__What to produce__:
Write a continuation of the blog post about the new podcast and a hotel stay in Truckee, starting after its last sentence.

News! Podcasts! Living the Good Life! Happy to report on my new podcast, Required Reading, with my collaborators Matthew Meschery and Steve Goldbloom. We’ll be producing one 45-min show weekly(ish) on all the stuff you should have read, watched, and listened to in the previous week but couldn’t fit in. Next week: The Life and Death of Mike Wallace, The $1 Billion-Dollar Photo, and The Strange Case of Augusta National. Check us out — you can listen to RR right there on the link above. And it’s FREE!
I went out to California a few weeks ago to finalize podcast details and on the way I had to drop by my dear mom in Truckee, my hometown. Sometimes it’s nice to be a tourist in your hometown. For the first time, I did not stay with family or friends but at a (gasp!) hotel! Not just any hotel, though: The Richardson House. Anyone who’s ever been to Truckee has probably seen it: a gorgeous Victorian sitting atop the hill overlooking downtown Truckee. I’ve lived, at different points in my life, within a two-minute walk of The Richardson House yet I’d never stayed in it — until last month. It did not disappoint.
My son referred to it throughout our trip as “The Mansion” and it did feel like that. Gorgeous, high-ceilinged rooms, beds covered in seven layers of featherbeds, and a view of Mount Rose from our room. It was amazing. I may never stay at my mom’s house again (sorry, Mom). The Richardson House is a Truckee treasure — try it!

__Recorded information__:
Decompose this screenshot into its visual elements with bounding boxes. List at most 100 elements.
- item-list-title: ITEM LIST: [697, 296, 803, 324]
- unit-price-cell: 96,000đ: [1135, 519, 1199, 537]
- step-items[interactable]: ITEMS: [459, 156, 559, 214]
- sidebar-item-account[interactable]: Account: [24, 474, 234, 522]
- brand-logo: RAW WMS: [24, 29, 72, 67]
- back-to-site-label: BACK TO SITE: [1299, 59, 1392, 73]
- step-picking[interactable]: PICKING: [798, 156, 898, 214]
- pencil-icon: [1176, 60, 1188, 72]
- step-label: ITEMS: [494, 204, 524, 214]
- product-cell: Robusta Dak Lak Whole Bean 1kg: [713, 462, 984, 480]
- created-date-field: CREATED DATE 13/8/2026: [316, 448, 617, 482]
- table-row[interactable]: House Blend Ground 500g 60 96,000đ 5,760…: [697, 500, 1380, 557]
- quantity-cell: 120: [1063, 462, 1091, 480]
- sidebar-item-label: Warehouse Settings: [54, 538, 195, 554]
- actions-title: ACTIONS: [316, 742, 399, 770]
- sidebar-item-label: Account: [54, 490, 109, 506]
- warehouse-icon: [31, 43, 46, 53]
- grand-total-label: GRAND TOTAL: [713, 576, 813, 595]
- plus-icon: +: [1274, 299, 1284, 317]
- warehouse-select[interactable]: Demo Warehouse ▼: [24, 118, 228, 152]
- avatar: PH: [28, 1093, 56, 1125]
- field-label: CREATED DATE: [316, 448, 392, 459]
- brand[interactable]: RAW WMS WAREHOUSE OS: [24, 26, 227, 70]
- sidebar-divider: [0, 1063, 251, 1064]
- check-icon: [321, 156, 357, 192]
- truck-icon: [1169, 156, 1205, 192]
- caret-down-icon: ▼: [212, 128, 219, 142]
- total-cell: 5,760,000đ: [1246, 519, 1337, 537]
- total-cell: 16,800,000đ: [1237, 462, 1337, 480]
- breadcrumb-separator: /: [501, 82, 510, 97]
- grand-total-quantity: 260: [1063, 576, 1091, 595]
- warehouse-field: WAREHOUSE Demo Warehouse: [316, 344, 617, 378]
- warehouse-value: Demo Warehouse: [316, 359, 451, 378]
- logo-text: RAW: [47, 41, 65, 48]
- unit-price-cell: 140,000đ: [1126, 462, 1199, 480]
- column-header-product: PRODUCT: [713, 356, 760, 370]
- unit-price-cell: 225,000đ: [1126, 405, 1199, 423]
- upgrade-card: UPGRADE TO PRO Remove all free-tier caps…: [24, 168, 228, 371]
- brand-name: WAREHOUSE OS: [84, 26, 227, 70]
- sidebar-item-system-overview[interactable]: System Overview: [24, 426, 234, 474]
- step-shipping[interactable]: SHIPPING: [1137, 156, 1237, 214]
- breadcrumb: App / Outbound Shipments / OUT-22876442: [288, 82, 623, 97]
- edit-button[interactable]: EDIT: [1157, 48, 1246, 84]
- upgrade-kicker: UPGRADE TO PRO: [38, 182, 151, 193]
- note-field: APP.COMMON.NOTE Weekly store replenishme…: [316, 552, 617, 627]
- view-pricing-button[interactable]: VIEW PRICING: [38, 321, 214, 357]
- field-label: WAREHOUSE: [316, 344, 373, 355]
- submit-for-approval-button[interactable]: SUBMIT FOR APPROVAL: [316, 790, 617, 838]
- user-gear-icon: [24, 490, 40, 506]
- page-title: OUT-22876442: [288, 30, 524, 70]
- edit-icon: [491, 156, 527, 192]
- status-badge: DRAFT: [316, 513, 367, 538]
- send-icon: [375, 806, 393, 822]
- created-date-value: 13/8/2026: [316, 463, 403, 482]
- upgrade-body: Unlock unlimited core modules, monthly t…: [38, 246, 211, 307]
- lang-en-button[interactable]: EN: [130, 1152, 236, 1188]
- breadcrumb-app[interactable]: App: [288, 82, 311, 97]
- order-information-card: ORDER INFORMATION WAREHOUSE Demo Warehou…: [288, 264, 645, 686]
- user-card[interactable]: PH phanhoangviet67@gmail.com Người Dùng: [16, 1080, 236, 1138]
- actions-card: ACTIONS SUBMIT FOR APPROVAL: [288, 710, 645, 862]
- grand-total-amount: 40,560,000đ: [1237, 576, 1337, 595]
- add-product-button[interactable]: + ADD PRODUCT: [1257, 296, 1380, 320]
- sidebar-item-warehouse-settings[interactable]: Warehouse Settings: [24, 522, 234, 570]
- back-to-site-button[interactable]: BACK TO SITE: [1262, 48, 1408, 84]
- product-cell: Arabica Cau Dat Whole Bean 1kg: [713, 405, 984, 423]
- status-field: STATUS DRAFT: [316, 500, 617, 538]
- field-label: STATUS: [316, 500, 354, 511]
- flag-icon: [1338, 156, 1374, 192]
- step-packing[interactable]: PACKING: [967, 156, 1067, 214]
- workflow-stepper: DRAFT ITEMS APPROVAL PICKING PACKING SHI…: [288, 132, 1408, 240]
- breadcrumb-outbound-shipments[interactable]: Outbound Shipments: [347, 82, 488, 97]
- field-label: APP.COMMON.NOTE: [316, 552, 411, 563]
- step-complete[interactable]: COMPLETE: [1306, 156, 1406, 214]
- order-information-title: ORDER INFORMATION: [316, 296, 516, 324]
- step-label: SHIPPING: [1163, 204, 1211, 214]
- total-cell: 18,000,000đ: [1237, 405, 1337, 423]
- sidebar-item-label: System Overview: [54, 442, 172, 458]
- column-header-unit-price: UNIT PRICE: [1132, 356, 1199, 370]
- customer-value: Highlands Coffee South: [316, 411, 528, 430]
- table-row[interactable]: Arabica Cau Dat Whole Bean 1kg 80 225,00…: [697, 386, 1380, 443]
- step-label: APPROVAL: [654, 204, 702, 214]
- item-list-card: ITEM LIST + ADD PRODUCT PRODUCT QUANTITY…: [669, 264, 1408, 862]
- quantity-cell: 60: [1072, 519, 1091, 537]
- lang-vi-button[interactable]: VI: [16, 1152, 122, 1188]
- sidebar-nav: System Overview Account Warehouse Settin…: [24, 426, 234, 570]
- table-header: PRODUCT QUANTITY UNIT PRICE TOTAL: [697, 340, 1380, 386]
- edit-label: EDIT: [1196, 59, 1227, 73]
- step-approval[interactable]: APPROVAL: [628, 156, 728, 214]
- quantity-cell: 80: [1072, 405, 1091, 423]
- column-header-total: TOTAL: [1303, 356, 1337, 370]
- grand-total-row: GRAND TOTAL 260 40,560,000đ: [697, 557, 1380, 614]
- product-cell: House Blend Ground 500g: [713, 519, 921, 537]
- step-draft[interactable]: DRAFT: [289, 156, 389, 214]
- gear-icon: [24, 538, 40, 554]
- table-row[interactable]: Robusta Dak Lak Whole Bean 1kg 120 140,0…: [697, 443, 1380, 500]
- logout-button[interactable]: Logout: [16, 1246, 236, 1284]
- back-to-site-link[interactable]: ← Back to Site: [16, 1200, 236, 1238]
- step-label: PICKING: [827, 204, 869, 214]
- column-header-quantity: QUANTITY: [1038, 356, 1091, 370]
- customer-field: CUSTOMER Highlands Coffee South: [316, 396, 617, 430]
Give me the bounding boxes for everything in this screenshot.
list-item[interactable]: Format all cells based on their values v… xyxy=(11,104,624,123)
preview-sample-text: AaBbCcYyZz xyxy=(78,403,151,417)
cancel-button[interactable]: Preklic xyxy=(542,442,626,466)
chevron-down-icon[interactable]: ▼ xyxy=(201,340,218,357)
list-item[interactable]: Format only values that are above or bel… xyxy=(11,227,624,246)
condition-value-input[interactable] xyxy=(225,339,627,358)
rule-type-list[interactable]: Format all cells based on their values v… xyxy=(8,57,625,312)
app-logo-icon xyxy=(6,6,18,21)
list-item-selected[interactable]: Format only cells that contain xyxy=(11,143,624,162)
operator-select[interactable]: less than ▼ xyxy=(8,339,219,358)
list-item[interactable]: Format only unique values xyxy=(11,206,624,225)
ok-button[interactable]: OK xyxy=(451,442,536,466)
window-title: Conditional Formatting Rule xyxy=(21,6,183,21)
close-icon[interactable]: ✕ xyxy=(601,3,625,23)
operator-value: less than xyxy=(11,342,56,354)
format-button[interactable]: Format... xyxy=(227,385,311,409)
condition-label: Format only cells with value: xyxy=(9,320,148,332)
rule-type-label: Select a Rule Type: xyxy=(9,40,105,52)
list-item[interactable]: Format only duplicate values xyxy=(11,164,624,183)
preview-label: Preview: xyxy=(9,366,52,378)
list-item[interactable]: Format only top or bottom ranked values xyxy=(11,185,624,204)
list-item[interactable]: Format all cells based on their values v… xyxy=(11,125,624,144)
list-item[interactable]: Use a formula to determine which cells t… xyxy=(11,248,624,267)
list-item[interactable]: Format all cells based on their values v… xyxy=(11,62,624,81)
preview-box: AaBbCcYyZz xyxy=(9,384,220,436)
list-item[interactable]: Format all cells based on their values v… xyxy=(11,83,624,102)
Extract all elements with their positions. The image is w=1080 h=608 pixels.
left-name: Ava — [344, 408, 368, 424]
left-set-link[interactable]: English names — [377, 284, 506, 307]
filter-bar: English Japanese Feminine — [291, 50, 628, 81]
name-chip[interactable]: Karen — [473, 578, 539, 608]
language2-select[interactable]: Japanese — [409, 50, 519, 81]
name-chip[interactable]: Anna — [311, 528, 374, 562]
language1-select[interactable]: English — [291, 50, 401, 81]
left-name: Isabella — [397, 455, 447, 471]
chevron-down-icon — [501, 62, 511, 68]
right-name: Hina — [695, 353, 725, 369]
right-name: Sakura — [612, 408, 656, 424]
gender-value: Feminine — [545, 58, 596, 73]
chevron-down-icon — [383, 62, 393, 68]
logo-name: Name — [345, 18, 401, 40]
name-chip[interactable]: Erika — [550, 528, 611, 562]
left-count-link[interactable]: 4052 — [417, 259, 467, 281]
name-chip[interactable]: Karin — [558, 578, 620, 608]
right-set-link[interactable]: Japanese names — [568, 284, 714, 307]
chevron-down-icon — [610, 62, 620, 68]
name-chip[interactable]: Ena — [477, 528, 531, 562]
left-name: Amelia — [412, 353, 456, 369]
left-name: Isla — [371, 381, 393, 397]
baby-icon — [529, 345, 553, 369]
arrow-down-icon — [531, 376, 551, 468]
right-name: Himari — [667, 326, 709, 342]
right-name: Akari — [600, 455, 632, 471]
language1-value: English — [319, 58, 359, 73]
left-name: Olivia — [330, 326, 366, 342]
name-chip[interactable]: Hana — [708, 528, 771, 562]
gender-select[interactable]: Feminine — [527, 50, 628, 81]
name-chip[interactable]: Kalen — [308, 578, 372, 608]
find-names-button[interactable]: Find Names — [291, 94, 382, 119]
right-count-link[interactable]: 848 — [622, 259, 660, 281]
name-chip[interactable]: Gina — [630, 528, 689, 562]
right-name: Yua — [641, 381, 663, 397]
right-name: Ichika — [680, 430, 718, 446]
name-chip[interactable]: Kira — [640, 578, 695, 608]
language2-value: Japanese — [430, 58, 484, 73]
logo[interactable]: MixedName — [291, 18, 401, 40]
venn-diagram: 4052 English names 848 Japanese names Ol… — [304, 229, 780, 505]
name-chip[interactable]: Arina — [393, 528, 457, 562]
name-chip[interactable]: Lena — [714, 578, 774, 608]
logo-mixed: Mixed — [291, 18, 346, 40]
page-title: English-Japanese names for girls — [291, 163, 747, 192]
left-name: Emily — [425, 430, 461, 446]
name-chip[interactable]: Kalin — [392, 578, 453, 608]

__Answer to this task__:
That’s my Truckee Insider Tip for this month. Hey, I should add that to the podcast….
PS: Here’s our podcast crew: Steve, Matthew, Leo (our producer, with pacifier), and Me. Hope you enjoy the show!
It was inevitable, wasn’t it? The yoga memoir. Despite apprehension, I thought Claire Dederer’s POSER was great. I reviewed it in the Boston Globe a few days back. You can read the review at their website or below.
Don’t forget to breathe.
Claire Dederer, POSER: My Life in Twenty-Three Yoga Poses
Review by Buzzy Jackson
This book is going to be big. Claire Dederer manages to pack everything into this mom-oir: childbirth, money, schools, social class, career anxiety, parenting, sex, friendship, marriage, and yes, yoga. And don’t forget Dansko clogs – “always, always, [the] clogs… ” [31] Thousands of American mothers share Dederer’s clog-shod experience as they glance up from their darling, maddening new babies to find themselves in a new sphere: hip, progressive, trying-really-hard-to-do-it-right mom-world. POSER is written for them.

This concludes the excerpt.